> _Goal_
Read the entries below and pull out each line with the string "Einweisung".

[Dataset records]
-=-=-=-=-

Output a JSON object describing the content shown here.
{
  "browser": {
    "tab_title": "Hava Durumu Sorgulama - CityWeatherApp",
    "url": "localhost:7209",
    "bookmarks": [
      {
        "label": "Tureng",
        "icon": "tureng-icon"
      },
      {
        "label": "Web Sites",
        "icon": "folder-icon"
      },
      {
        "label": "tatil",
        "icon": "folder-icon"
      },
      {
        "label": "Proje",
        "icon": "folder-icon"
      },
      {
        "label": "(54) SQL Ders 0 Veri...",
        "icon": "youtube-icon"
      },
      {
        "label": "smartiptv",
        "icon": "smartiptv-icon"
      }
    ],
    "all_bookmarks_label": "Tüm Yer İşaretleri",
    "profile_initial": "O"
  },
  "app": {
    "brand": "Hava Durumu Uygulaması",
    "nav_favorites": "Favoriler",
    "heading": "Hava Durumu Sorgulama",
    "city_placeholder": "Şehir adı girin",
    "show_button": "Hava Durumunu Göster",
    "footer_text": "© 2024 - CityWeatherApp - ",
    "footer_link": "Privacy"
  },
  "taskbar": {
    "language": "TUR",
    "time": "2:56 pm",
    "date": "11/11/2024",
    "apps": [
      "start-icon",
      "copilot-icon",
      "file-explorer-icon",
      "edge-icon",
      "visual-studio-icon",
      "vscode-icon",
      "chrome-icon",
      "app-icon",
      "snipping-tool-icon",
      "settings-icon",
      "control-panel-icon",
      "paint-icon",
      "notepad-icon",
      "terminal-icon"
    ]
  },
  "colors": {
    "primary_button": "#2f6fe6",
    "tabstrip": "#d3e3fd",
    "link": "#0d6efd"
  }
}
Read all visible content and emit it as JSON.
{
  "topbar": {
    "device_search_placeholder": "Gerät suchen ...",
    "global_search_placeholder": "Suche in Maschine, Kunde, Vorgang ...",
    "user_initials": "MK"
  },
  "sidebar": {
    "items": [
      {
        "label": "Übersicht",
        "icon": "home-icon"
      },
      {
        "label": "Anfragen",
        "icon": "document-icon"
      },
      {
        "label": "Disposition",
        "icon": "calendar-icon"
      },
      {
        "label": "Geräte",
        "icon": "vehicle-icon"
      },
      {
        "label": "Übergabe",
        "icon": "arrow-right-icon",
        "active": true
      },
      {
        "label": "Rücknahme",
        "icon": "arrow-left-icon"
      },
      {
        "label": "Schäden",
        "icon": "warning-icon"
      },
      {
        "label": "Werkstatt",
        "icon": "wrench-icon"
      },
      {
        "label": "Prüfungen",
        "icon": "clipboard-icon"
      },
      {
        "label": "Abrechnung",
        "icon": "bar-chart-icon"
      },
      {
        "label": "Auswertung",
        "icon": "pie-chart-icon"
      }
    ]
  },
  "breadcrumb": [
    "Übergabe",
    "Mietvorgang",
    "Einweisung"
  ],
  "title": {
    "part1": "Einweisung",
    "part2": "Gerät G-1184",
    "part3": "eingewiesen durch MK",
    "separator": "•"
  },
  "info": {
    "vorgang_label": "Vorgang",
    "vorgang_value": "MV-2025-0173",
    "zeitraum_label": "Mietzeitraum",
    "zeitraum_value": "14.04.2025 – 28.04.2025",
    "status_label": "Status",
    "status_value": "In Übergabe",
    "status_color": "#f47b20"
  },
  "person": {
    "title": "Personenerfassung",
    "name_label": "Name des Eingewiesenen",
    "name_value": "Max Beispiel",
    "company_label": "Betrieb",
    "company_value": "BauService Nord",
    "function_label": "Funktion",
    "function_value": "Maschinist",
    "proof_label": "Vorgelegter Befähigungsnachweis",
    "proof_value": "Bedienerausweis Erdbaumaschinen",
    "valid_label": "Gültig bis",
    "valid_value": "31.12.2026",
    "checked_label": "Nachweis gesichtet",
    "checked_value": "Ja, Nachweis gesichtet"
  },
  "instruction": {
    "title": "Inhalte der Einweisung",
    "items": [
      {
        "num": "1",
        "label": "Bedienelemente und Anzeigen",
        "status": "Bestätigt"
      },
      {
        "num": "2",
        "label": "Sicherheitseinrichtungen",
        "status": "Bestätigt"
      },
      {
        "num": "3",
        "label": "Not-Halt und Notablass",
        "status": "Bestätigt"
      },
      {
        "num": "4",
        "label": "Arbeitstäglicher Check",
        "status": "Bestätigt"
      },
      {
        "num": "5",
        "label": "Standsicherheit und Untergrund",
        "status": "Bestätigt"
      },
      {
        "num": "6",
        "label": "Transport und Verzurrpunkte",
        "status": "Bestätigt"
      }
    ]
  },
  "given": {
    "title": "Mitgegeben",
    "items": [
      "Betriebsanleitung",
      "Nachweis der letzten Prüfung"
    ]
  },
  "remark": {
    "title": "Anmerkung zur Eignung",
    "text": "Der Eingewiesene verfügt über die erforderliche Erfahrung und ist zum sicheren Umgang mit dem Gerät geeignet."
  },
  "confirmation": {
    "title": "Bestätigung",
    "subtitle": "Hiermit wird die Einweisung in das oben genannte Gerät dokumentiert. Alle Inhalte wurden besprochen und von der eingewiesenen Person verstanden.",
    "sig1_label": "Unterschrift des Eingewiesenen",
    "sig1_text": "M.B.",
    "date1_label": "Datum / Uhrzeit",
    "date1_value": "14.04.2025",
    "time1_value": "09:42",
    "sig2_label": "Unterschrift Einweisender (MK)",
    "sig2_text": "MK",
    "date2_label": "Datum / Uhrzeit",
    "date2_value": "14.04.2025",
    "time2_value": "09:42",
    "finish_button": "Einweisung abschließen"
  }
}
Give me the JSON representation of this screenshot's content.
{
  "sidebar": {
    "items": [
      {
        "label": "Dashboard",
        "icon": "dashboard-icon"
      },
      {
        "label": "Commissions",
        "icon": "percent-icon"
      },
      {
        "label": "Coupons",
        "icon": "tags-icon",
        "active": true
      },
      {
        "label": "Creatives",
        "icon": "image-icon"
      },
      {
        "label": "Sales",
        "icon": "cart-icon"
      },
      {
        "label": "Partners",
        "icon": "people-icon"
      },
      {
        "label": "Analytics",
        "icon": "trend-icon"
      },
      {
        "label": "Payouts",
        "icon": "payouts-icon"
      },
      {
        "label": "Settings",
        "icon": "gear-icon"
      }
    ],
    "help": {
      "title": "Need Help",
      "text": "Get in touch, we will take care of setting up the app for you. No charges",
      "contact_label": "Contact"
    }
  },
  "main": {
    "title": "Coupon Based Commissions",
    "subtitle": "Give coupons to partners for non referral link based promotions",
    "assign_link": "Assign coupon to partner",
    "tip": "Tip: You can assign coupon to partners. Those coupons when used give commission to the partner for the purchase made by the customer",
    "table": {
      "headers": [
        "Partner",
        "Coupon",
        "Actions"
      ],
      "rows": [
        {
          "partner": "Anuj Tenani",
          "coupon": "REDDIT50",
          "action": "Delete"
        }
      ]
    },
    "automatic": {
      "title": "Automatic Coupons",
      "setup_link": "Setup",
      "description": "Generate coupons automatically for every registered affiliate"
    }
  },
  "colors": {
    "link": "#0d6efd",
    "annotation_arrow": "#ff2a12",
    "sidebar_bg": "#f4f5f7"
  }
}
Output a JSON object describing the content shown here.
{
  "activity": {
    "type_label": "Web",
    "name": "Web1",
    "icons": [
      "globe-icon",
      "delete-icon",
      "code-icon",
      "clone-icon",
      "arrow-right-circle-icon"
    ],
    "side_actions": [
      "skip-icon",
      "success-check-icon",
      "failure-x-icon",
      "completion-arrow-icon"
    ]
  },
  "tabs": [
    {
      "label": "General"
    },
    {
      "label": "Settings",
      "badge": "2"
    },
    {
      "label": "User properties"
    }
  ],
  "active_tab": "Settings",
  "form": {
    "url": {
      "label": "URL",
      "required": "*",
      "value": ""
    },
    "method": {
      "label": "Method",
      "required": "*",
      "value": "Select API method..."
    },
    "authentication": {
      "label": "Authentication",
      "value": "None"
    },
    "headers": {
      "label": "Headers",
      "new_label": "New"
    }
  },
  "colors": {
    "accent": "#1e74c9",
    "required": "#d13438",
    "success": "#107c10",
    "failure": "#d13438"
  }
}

-=-=-=-=-

> _Solution_
    "Einweisung"
    "part1": "Einweisung",
    "title": "Inhalte der Einweisung",
    "subtitle": "Hiermit wird die Einweisung in das oben genannte Gerät dokumentiert. Alle Inhalte wurden besprochen und von der eingewiesenen Person verstanden.",
    "finish_button": "Einweisung abschließen"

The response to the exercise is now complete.